-------- Extracted entries --------

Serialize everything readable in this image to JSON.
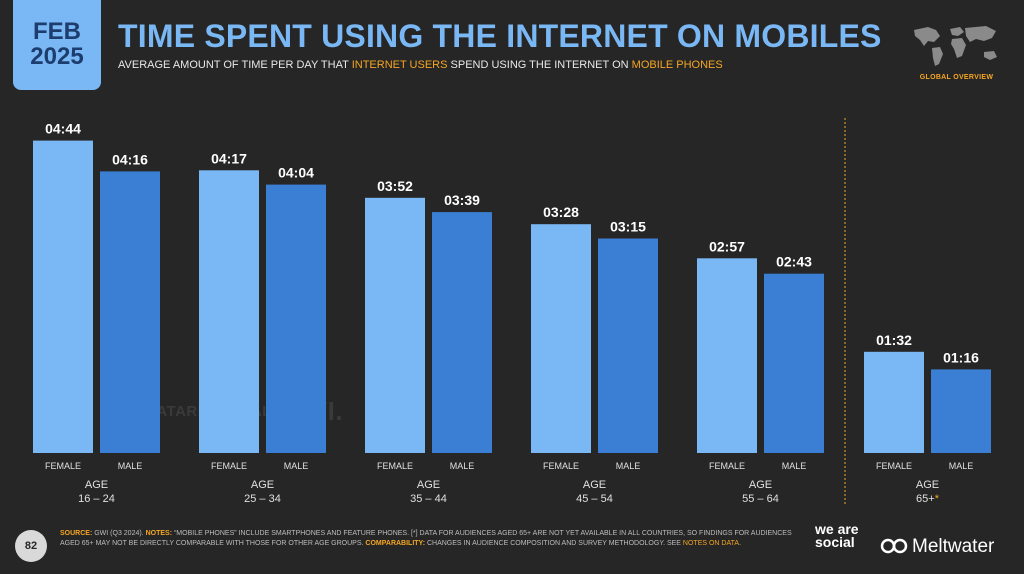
{
  "header": {
    "date_month": "FEB",
    "date_year": "2025",
    "title": "TIME SPENT USING THE INTERNET ON MOBILES",
    "subtitle_pre": "AVERAGE AMOUNT OF TIME PER DAY THAT ",
    "subtitle_hl1": "INTERNET USERS",
    "subtitle_mid": " SPEND USING THE INTERNET ON ",
    "subtitle_hl2": "MOBILE PHONES",
    "overview_label": "GLOBAL OVERVIEW",
    "map_icon": "world-map-icon"
  },
  "colors": {
    "background": "#262626",
    "female": "#7ab8f5",
    "male": "#3a7fd4",
    "accent": "#f5a623",
    "title": "#7ab8f5"
  },
  "chart_data": {
    "type": "bar",
    "categories": [
      "16 – 24",
      "25 – 34",
      "35 – 44",
      "45 – 54",
      "55 – 64",
      "65+"
    ],
    "category_prefix": "AGE",
    "category_suffix_marks": [
      "",
      "",
      "",
      "",
      "",
      "*"
    ],
    "series": [
      {
        "name": "FEMALE",
        "labels": [
          "04:44",
          "04:17",
          "03:52",
          "03:28",
          "02:57",
          "01:32"
        ],
        "values": [
          284,
          257,
          232,
          208,
          177,
          92
        ]
      },
      {
        "name": "MALE",
        "labels": [
          "04:16",
          "04:04",
          "03:39",
          "03:15",
          "02:43",
          "01:16"
        ],
        "values": [
          256,
          244,
          219,
          195,
          163,
          76
        ]
      }
    ],
    "unit": "minutes per day (shown as hh:mm)",
    "separator_before_last_group": true
  },
  "watermark": {
    "brand": "DATAREPORTAL",
    "partner": "GWI."
  },
  "footer": {
    "page_number": "82",
    "source_label": "SOURCE:",
    "source_text": " GWI (Q3 2024). ",
    "notes_label": "NOTES:",
    "notes_text": " “MOBILE PHONES” INCLUDE SMARTPHONES AND FEATURE PHONES. [*] DATA FOR AUDIENCES AGED 65+ ARE NOT YET AVAILABLE IN ALL COUNTRIES, SO FINDINGS FOR AUDIENCES AGED 65+ MAY NOT BE DIRECTLY COMPARABLE WITH THOSE FOR OTHER AGE GROUPS. ",
    "comparability_label": "COMPARABILITY:",
    "comparability_text": " CHANGES IN AUDIENCE COMPOSITION AND SURVEY METHODOLOGY. SEE ",
    "notes_link": "NOTES ON DATA",
    "notes_end": ".",
    "brand1": "we are social",
    "brand2": "Meltwater"
  }
}
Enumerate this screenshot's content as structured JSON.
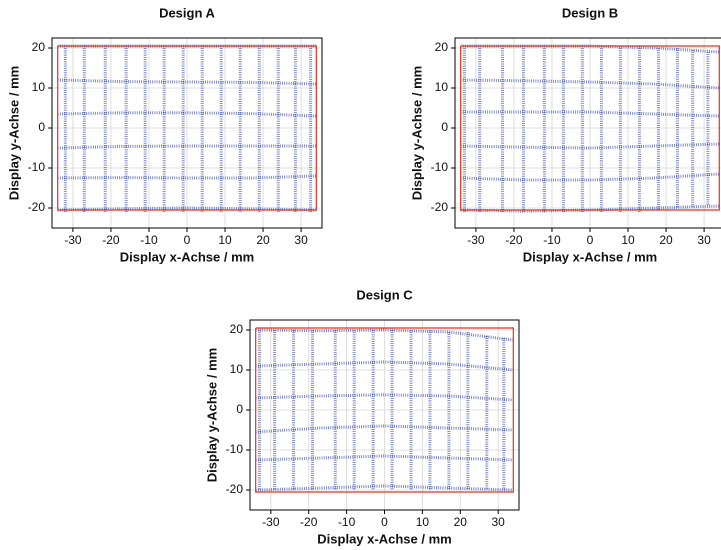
{
  "chart_data": [
    {
      "type": "line",
      "title": "Design A",
      "xlabel": "Display x-Achse / mm",
      "ylabel": "Display y-Achse / mm",
      "xlim": [
        -35.5,
        35.5
      ],
      "ylim": [
        -25,
        22.5
      ],
      "xticks": [
        -30,
        -20,
        -10,
        0,
        10,
        20,
        30
      ],
      "yticks": [
        -20,
        -10,
        0,
        10,
        20
      ],
      "grid": true,
      "series": [
        {
          "color": "#3a4ca8",
          "linestyle": "dotted",
          "x": [
            -34,
            -17,
            0,
            17,
            34
          ],
          "values": [
            20.5,
            20.5,
            20.5,
            20.5,
            20.5
          ]
        },
        {
          "color": "#3a4ca8",
          "linestyle": "dotted",
          "x": [
            -34,
            -17,
            0,
            17,
            34
          ],
          "values": [
            12,
            11.6,
            11.5,
            11.4,
            11
          ]
        },
        {
          "color": "#3a4ca8",
          "linestyle": "dotted",
          "x": [
            -34,
            -17,
            0,
            17,
            34
          ],
          "values": [
            3.5,
            3.8,
            3.8,
            3.6,
            3
          ]
        },
        {
          "color": "#3a4ca8",
          "linestyle": "dotted",
          "x": [
            -34,
            -17,
            0,
            17,
            34
          ],
          "values": [
            -5,
            -4.6,
            -4.5,
            -4.5,
            -4.5
          ]
        },
        {
          "color": "#3a4ca8",
          "linestyle": "dotted",
          "x": [
            -34,
            -17,
            0,
            17,
            34
          ],
          "values": [
            -12.5,
            -12.4,
            -12.5,
            -12.5,
            -12
          ]
        },
        {
          "color": "#3a4ca8",
          "linestyle": "dotted",
          "x": [
            -34,
            -17,
            0,
            17,
            34
          ],
          "values": [
            -20.5,
            -20.2,
            -20,
            -20.2,
            -20.5
          ]
        },
        {
          "color": "#3a4ca8",
          "linestyle": "dotted",
          "x": [
            -32,
            -32
          ],
          "values": [
            20.5,
            -21
          ]
        },
        {
          "color": "#3a4ca8",
          "linestyle": "dotted",
          "x": [
            -27,
            -27
          ],
          "values": [
            20.5,
            -21
          ]
        },
        {
          "color": "#3a4ca8",
          "linestyle": "dotted",
          "x": [
            -21.5,
            -21.5
          ],
          "values": [
            20.5,
            -21
          ]
        },
        {
          "color": "#3a4ca8",
          "linestyle": "dotted",
          "x": [
            -16,
            -16
          ],
          "values": [
            20.5,
            -21
          ]
        },
        {
          "color": "#3a4ca8",
          "linestyle": "dotted",
          "x": [
            -11,
            -11
          ],
          "values": [
            20.5,
            -21
          ]
        },
        {
          "color": "#3a4ca8",
          "linestyle": "dotted",
          "x": [
            -6,
            -6
          ],
          "values": [
            20.5,
            -21
          ]
        },
        {
          "color": "#3a4ca8",
          "linestyle": "dotted",
          "x": [
            -1,
            -1
          ],
          "values": [
            20.5,
            -21
          ]
        },
        {
          "color": "#3a4ca8",
          "linestyle": "dotted",
          "x": [
            4,
            4
          ],
          "values": [
            20.5,
            -21
          ]
        },
        {
          "color": "#3a4ca8",
          "linestyle": "dotted",
          "x": [
            9,
            9
          ],
          "values": [
            20.5,
            -21
          ]
        },
        {
          "color": "#3a4ca8",
          "linestyle": "dotted",
          "x": [
            14,
            14
          ],
          "values": [
            20.5,
            -21
          ]
        },
        {
          "color": "#3a4ca8",
          "linestyle": "dotted",
          "x": [
            19,
            19
          ],
          "values": [
            20.5,
            -21
          ]
        },
        {
          "color": "#3a4ca8",
          "linestyle": "dotted",
          "x": [
            24,
            24
          ],
          "values": [
            20.5,
            -21
          ]
        },
        {
          "color": "#3a4ca8",
          "linestyle": "dotted",
          "x": [
            28.5,
            28.5
          ],
          "values": [
            20.5,
            -21
          ]
        },
        {
          "color": "#3a4ca8",
          "linestyle": "dotted",
          "x": [
            32.5,
            32.5
          ],
          "values": [
            20.5,
            -21
          ]
        },
        {
          "color": "#e8321e",
          "linestyle": "solid",
          "x": [
            -34,
            34,
            34,
            -34,
            -34
          ],
          "values": [
            20.5,
            20.5,
            -20.5,
            -20.5,
            20.5
          ]
        }
      ]
    },
    {
      "type": "line",
      "title": "Design B",
      "xlabel": "Display x-Achse / mm",
      "ylabel": "Display y-Achse / mm",
      "xlim": [
        -35.5,
        35.5
      ],
      "ylim": [
        -25,
        22.5
      ],
      "xticks": [
        -30,
        -20,
        -10,
        0,
        10,
        20,
        30
      ],
      "yticks": [
        -20,
        -10,
        0,
        10,
        20
      ],
      "grid": true,
      "series": [
        {
          "color": "#3a4ca8",
          "linestyle": "dotted",
          "x": [
            -34,
            -17,
            0,
            17,
            34
          ],
          "values": [
            20.5,
            20.5,
            20.5,
            20,
            19
          ]
        },
        {
          "color": "#3a4ca8",
          "linestyle": "dotted",
          "x": [
            -34,
            -17,
            0,
            17,
            34
          ],
          "values": [
            12,
            11.8,
            11.5,
            11,
            10
          ]
        },
        {
          "color": "#3a4ca8",
          "linestyle": "dotted",
          "x": [
            -34,
            -17,
            0,
            17,
            34
          ],
          "values": [
            4,
            4,
            4,
            3.5,
            3
          ]
        },
        {
          "color": "#3a4ca8",
          "linestyle": "dotted",
          "x": [
            -34,
            -17,
            0,
            17,
            34
          ],
          "values": [
            -4.5,
            -4.8,
            -5,
            -4.5,
            -4
          ]
        },
        {
          "color": "#3a4ca8",
          "linestyle": "dotted",
          "x": [
            -34,
            -17,
            0,
            17,
            34
          ],
          "values": [
            -12.5,
            -13,
            -13,
            -12.5,
            -11.5
          ]
        },
        {
          "color": "#3a4ca8",
          "linestyle": "dotted",
          "x": [
            -34,
            -17,
            0,
            17,
            34
          ],
          "values": [
            -20.5,
            -20.8,
            -20.5,
            -20,
            -19.5
          ]
        },
        {
          "color": "#3a4ca8",
          "linestyle": "dotted",
          "x": [
            -33,
            -33
          ],
          "values": [
            20.5,
            -21
          ]
        },
        {
          "color": "#3a4ca8",
          "linestyle": "dotted",
          "x": [
            -29,
            -29
          ],
          "values": [
            20.5,
            -21
          ]
        },
        {
          "color": "#3a4ca8",
          "linestyle": "dotted",
          "x": [
            -23,
            -23
          ],
          "values": [
            20.5,
            -21
          ]
        },
        {
          "color": "#3a4ca8",
          "linestyle": "dotted",
          "x": [
            -17.5,
            -17.5
          ],
          "values": [
            20.5,
            -21
          ]
        },
        {
          "color": "#3a4ca8",
          "linestyle": "dotted",
          "x": [
            -12,
            -12
          ],
          "values": [
            20.5,
            -21
          ]
        },
        {
          "color": "#3a4ca8",
          "linestyle": "dotted",
          "x": [
            -7,
            -7
          ],
          "values": [
            20.5,
            -21
          ]
        },
        {
          "color": "#3a4ca8",
          "linestyle": "dotted",
          "x": [
            -2,
            -2
          ],
          "values": [
            20.5,
            -21
          ]
        },
        {
          "color": "#3a4ca8",
          "linestyle": "dotted",
          "x": [
            3,
            3
          ],
          "values": [
            20.5,
            -21
          ]
        },
        {
          "color": "#3a4ca8",
          "linestyle": "dotted",
          "x": [
            8,
            8
          ],
          "values": [
            20.5,
            -21
          ]
        },
        {
          "color": "#3a4ca8",
          "linestyle": "dotted",
          "x": [
            13,
            13
          ],
          "values": [
            20.5,
            -21
          ]
        },
        {
          "color": "#3a4ca8",
          "linestyle": "dotted",
          "x": [
            18,
            18
          ],
          "values": [
            20,
            -20.5
          ]
        },
        {
          "color": "#3a4ca8",
          "linestyle": "dotted",
          "x": [
            23,
            23
          ],
          "values": [
            20,
            -20
          ]
        },
        {
          "color": "#3a4ca8",
          "linestyle": "dotted",
          "x": [
            27,
            27
          ],
          "values": [
            19.5,
            -20
          ]
        },
        {
          "color": "#3a4ca8",
          "linestyle": "dotted",
          "x": [
            31,
            31
          ],
          "values": [
            19,
            -19.5
          ]
        },
        {
          "color": "#e8321e",
          "linestyle": "solid",
          "x": [
            -34,
            34,
            34,
            -34,
            -34
          ],
          "values": [
            20.5,
            20.5,
            -20.5,
            -20.5,
            20.5
          ]
        }
      ]
    },
    {
      "type": "line",
      "title": "Design C",
      "xlabel": "Display x-Achse / mm",
      "ylabel": "Display y-Achse / mm",
      "xlim": [
        -35.5,
        35.5
      ],
      "ylim": [
        -25,
        22.5
      ],
      "xticks": [
        -30,
        -20,
        -10,
        0,
        10,
        20,
        30
      ],
      "yticks": [
        -20,
        -10,
        0,
        10,
        20
      ],
      "grid": true,
      "series": [
        {
          "color": "#3a4ca8",
          "linestyle": "dotted",
          "x": [
            -34,
            -17,
            0,
            17,
            34
          ],
          "values": [
            20,
            19.8,
            20,
            19.5,
            17.5
          ]
        },
        {
          "color": "#3a4ca8",
          "linestyle": "dotted",
          "x": [
            -34,
            -17,
            0,
            17,
            34
          ],
          "values": [
            11,
            11.5,
            12,
            11.5,
            10
          ]
        },
        {
          "color": "#3a4ca8",
          "linestyle": "dotted",
          "x": [
            -34,
            -17,
            0,
            17,
            34
          ],
          "values": [
            3,
            3.5,
            3.8,
            3.5,
            2.5
          ]
        },
        {
          "color": "#3a4ca8",
          "linestyle": "dotted",
          "x": [
            -34,
            -17,
            0,
            17,
            34
          ],
          "values": [
            -5.5,
            -4.5,
            -4,
            -4.5,
            -5
          ]
        },
        {
          "color": "#3a4ca8",
          "linestyle": "dotted",
          "x": [
            -34,
            -17,
            0,
            17,
            34
          ],
          "values": [
            -12.5,
            -12,
            -11.5,
            -12,
            -12.5
          ]
        },
        {
          "color": "#3a4ca8",
          "linestyle": "dotted",
          "x": [
            -34,
            -17,
            0,
            17,
            34
          ],
          "values": [
            -20,
            -19.5,
            -19,
            -19.5,
            -20
          ]
        },
        {
          "color": "#3a4ca8",
          "linestyle": "dotted",
          "x": [
            -33,
            -33
          ],
          "values": [
            20,
            -20
          ]
        },
        {
          "color": "#3a4ca8",
          "linestyle": "dotted",
          "x": [
            -29,
            -29
          ],
          "values": [
            20,
            -20
          ]
        },
        {
          "color": "#3a4ca8",
          "linestyle": "dotted",
          "x": [
            -24,
            -24
          ],
          "values": [
            20,
            -20
          ]
        },
        {
          "color": "#3a4ca8",
          "linestyle": "dotted",
          "x": [
            -19,
            -19
          ],
          "values": [
            20,
            -20
          ]
        },
        {
          "color": "#3a4ca8",
          "linestyle": "dotted",
          "x": [
            -13,
            -13
          ],
          "values": [
            20,
            -20
          ]
        },
        {
          "color": "#3a4ca8",
          "linestyle": "dotted",
          "x": [
            -8,
            -8
          ],
          "values": [
            20,
            -20
          ]
        },
        {
          "color": "#3a4ca8",
          "linestyle": "dotted",
          "x": [
            -3,
            -3
          ],
          "values": [
            20,
            -20
          ]
        },
        {
          "color": "#3a4ca8",
          "linestyle": "dotted",
          "x": [
            2,
            2
          ],
          "values": [
            20,
            -20
          ]
        },
        {
          "color": "#3a4ca8",
          "linestyle": "dotted",
          "x": [
            7,
            7
          ],
          "values": [
            20,
            -20
          ]
        },
        {
          "color": "#3a4ca8",
          "linestyle": "dotted",
          "x": [
            12,
            12
          ],
          "values": [
            20,
            -20
          ]
        },
        {
          "color": "#3a4ca8",
          "linestyle": "dotted",
          "x": [
            17,
            17
          ],
          "values": [
            19.5,
            -20
          ]
        },
        {
          "color": "#3a4ca8",
          "linestyle": "dotted",
          "x": [
            22,
            22
          ],
          "values": [
            19.5,
            -20
          ]
        },
        {
          "color": "#3a4ca8",
          "linestyle": "dotted",
          "x": [
            27,
            27
          ],
          "values": [
            18.5,
            -20
          ]
        },
        {
          "color": "#3a4ca8",
          "linestyle": "dotted",
          "x": [
            31.5,
            31.5
          ],
          "values": [
            18,
            -20
          ]
        },
        {
          "color": "#e8321e",
          "linestyle": "solid",
          "x": [
            -34,
            34,
            34,
            -34,
            -34
          ],
          "values": [
            20.5,
            20.5,
            -20.5,
            -20.5,
            20.5
          ]
        }
      ]
    }
  ]
}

--------

## What is expected
Copy each line holding the word "this" from the listing above.

## Task result
Serialize everything readable in this image to JSON.
Enumerate this screenshot's content as structured JSON.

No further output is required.